• **What is expected**:
Repeat every entry word for word, but leave the images out of your copy.

Records from a collection:

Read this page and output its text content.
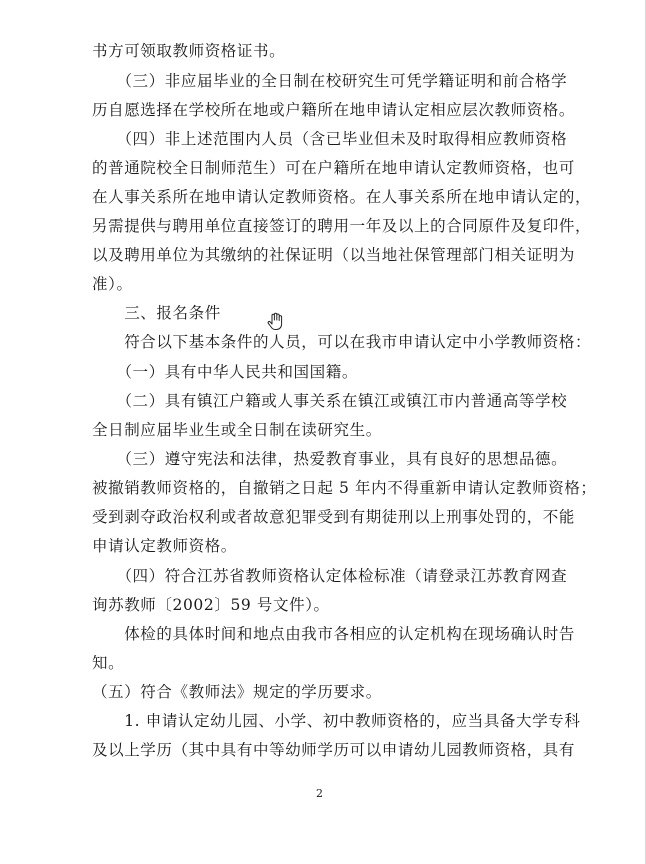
书方可领取教师资格证书。
　　（三）非应届毕业的全日制在校研究生可凭学籍证明和前合格学
历自愿选择在学校所在地或户籍所在地申请认定相应层次教师资格。
　　（四）非上述范围内人员（含已毕业但未及时取得相应教师资格
的普通院校全日制师范生）可在户籍所在地申请认定教师资格，也可
在人事关系所在地申请认定教师资格。在人事关系所在地申请认定的，
另需提供与聘用单位直接签订的聘用一年及以上的合同原件及复印件，
以及聘用单位为其缴纳的社保证明（以当地社保管理部门相关证明为
准）。
　　三、报名条件
　　符合以下基本条件的人员，可以在我市申请认定中小学教师资格：
　　（一）具有中华人民共和国国籍。
　　（二）具有镇江户籍或人事关系在镇江或镇江市内普通高等学校
全日制应届毕业生或全日制在读研究生。
　　（三）遵守宪法和法律，热爱教育事业，具有良好的思想品德。
被撤销教师资格的，自撤销之日起 5 年内不得重新申请认定教师资格；
受到剥夺政治权利或者故意犯罪受到有期徒刑以上刑事处罚的，不能
申请认定教师资格。
　　（四）符合江苏省教师资格认定体检标准（请登录江苏教育网查
询苏教师〔2002〕59 号文件）。
　　体检的具体时间和地点由我市各相应的认定机构在现场确认时告
知。
（五）符合《教师法》规定的学历要求。
　　1. 申请认定幼儿园、小学、初中教师资格的，应当具备大学专科
及以上学历（其中具有中等幼师学历可以申请幼儿园教师资格，具有
2
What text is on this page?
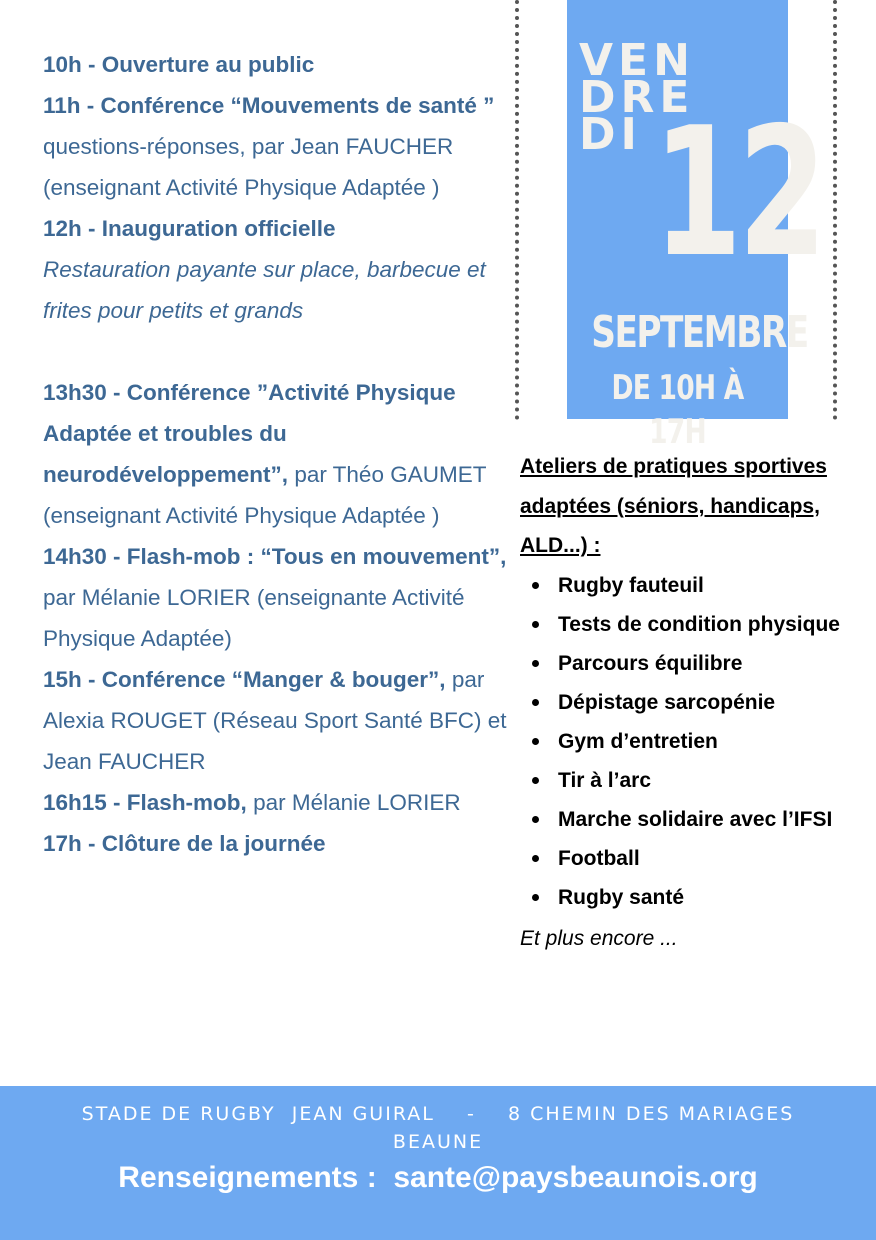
10h - Ouverture au public

11h - Conférence “Mouvements de santé ” questions-réponses, par Jean FAUCHER (enseignant Activité Physique Adaptée )

12h - Inauguration officielle

Restauration payante sur place, barbecue et frites pour petits et grands

13h30 - Conférence ”Activité Physique Adaptée et troubles du neurodéveloppement”, par Théo GAUMET (enseignant Activité Physique Adaptée )

14h30 - Flash-mob : “Tous en mouvement”, par Mélanie LORIER (enseignante Activité Physique Adaptée)

15h - Conférence “Manger & bouger”, par Alexia ROUGET (Réseau Sport Santé BFC) et Jean FAUCHER

16h15 - Flash-mob, par Mélanie LORIER

17h - Clôture de la journée

VEN
DRE
DI 12
SEPTEMBRE
DE 10H À 17H

Ateliers de pratiques sportives adaptées (séniors, handicaps, ALD...) :

Rugby fauteuil
Tests de condition physique
Parcours équilibre
Dépistage sarcopénie
Gym d’entretien
Tir à l’arc
Marche solidaire avec l’IFSI
Football
Rugby santé

Et plus encore ...

STADE DE RUGBY  JEAN GUIRAL    -    8 CHEMIN DES MARIAGES
BEAUNE
Renseignements :  sante@paysbeaunois.org
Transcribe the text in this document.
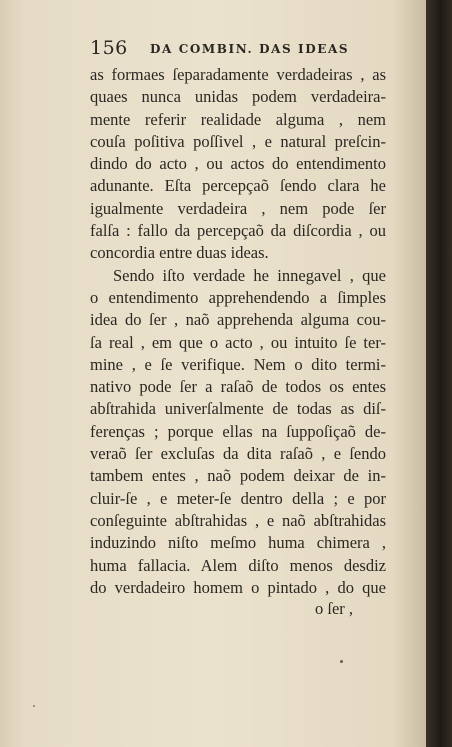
156 DA COMBIN. DAS IDEAS
as formaes ſeparadamente verdadeiras , as
quaes nunca unidas podem verdadeira-
mente referir realidade alguma , nem
couſa poſitiva poſſivel , e natural preſcin-
dindo do acto , ou actos do entendimento
adunante. Eſta percepçaõ ſendo clara he
igualmente verdadeira , nem pode ſer
falſa : fallo da percepçaõ da diſcordia , ou
concordia entre duas ideas.
Sendo iſto verdade he innegavel , que
o entendimento apprehendendo a ſimples
idea do ſer , naõ apprehenda alguma cou-
ſa real , em que o acto , ou intuito ſe ter-
mine , e ſe verifique. Nem o dito termi-
nativo pode ſer a raſaõ de todos os entes
abſtrahida univerſalmente de todas as diſ-
ferenças ; porque ellas na ſuppoſiçaõ de-
veraõ ſer excluſas da dita raſaõ , e ſendo
tambem entes , naõ podem deixar de in-
cluir-ſe , e meter-ſe dentro della ; e por
conſeguinte abſtrahidas , e naõ abſtrahidas
induzindo niſto meſmo huma chimera ,
huma fallacia. Alem diſto menos desdiz
do verdadeiro homem o pintado , do que
o ſer ,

• **Problem solution**:
Read this page and output its text content.
书方可领取教师资格证书。
　　（三）非应届毕业的全日制在校研究生可凭学籍证明和前合格学
历自愿选择在学校所在地或户籍所在地申请认定相应层次教师资格。
　　（四）非上述范围内人员（含已毕业但未及时取得相应教师资格
的普通院校全日制师范生）可在户籍所在地申请认定教师资格，也可
在人事关系所在地申请认定教师资格。在人事关系所在地申请认定的，
另需提供与聘用单位直接签订的聘用一年及以上的合同原件及复印件，
以及聘用单位为其缴纳的社保证明（以当地社保管理部门相关证明为
准）。
　　三、报名条件
　　符合以下基本条件的人员，可以在我市申请认定中小学教师资格：
　　（一）具有中华人民共和国国籍。
　　（二）具有镇江户籍或人事关系在镇江或镇江市内普通高等学校
全日制应届毕业生或全日制在读研究生。
　　（三）遵守宪法和法律，热爱教育事业，具有良好的思想品德。
被撤销教师资格的，自撤销之日起 5 年内不得重新申请认定教师资格；
受到剥夺政治权利或者故意犯罪受到有期徒刑以上刑事处罚的，不能
申请认定教师资格。
　　（四）符合江苏省教师资格认定体检标准（请登录江苏教育网查
询苏教师〔2002〕59 号文件）。
　　体检的具体时间和地点由我市各相应的认定机构在现场确认时告
知。
（五）符合《教师法》规定的学历要求。
　　1. 申请认定幼儿园、小学、初中教师资格的，应当具备大学专科
及以上学历（其中具有中等幼师学历可以申请幼儿园教师资格，具有
2
What text is on this page?
10h - Ouverture au public

11h - Conférence “Mouvements de santé ” questions-réponses, par Jean FAUCHER (enseignant Activité Physique Adaptée )

12h - Inauguration officielle

Restauration payante sur place, barbecue et frites pour petits et grands

13h30 - Conférence ”Activité Physique Adaptée et troubles du neurodéveloppement”, par Théo GAUMET (enseignant Activité Physique Adaptée )

14h30 - Flash-mob : “Tous en mouvement”, par Mélanie LORIER (enseignante Activité Physique Adaptée)

15h - Conférence “Manger & bouger”, par Alexia ROUGET (Réseau Sport Santé BFC) et Jean FAUCHER

16h15 - Flash-mob, par Mélanie LORIER

17h - Clôture de la journée

VEN
DRE
DI 12
SEPTEMBRE
DE 10H À 17H

Ateliers de pratiques sportives adaptées (séniors, handicaps, ALD...) :

Rugby fauteuil
Tests de condition physique
Parcours équilibre
Dépistage sarcopénie
Gym d’entretien
Tir à l’arc
Marche solidaire avec l’IFSI
Football
Rugby santé

Et plus encore ...

STADE DE RUGBY  JEAN GUIRAL    -    8 CHEMIN DES MARIAGES
BEAUNE
Renseignements :  sante@paysbeaunois.org
Transcribe the text in this document.
156 DA COMBIN. DAS IDEAS
as formaes ſeparadamente verdadeiras , as
quaes nunca unidas podem verdadeira-
mente referir realidade alguma , nem
couſa poſitiva poſſivel , e natural preſcin-
dindo do acto , ou actos do entendimento
adunante. Eſta percepçaõ ſendo clara he
igualmente verdadeira , nem pode ſer
falſa : fallo da percepçaõ da diſcordia , ou
concordia entre duas ideas.
Sendo iſto verdade he innegavel , que
o entendimento apprehendendo a ſimples
idea do ſer , naõ apprehenda alguma cou-
ſa real , em que o acto , ou intuito ſe ter-
mine , e ſe verifique. Nem o dito termi-
nativo pode ſer a raſaõ de todos os entes
abſtrahida univerſalmente de todas as diſ-
ferenças ; porque ellas na ſuppoſiçaõ de-
veraõ ſer excluſas da dita raſaõ , e ſendo
tambem entes , naõ podem deixar de in-
cluir-ſe , e meter-ſe dentro della ; e por
conſeguinte abſtrahidas , e naõ abſtrahidas
induzindo niſto meſmo huma chimera ,
huma fallacia. Alem diſto menos desdiz
do verdadeiro homem o pintado , do que
o ſer ,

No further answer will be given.